◆ Do this ◆
Tally the lines in the listing below that contain "Region" and report the tally alone.

◆ Exercise inputs ◆
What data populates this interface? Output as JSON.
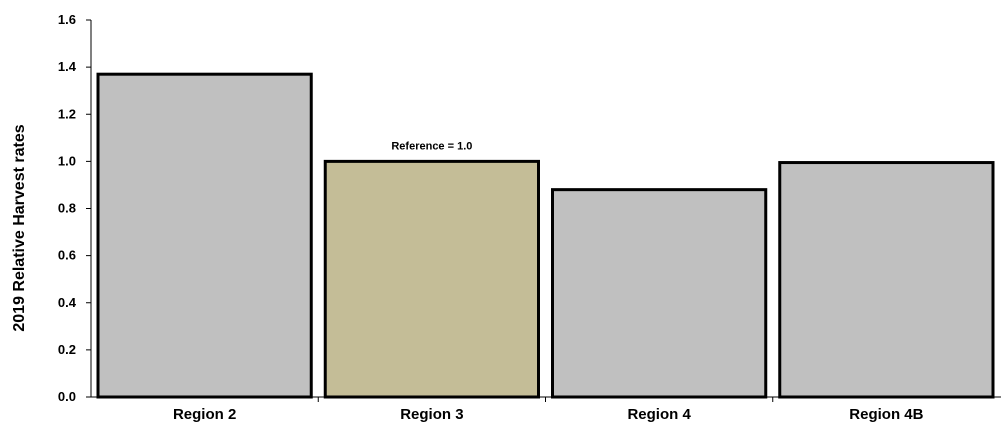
{
  "chart_data": {
    "type": "bar",
    "title": "",
    "xlabel": "",
    "ylabel": "2019 Relative Harvest rates",
    "ylim": [
      0,
      1.6
    ],
    "yticks": [
      "0.0",
      "0.2",
      "0.4",
      "0.6",
      "0.8",
      "1.0",
      "1.2",
      "1.4",
      "1.6"
    ],
    "categories": [
      "Region 2",
      "Region 3",
      "Region 4",
      "Region 4B"
    ],
    "values": [
      1.37,
      1.0,
      0.88,
      0.995
    ],
    "bar_colors": [
      "#c0c0c0",
      "#c4bd97",
      "#c0c0c0",
      "#c0c0c0"
    ],
    "annotations": [
      {
        "text": "Reference = 1.0",
        "category": "Region 3"
      }
    ],
    "grid": false,
    "legend": "none"
  }
}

◆ Final answer ◆
5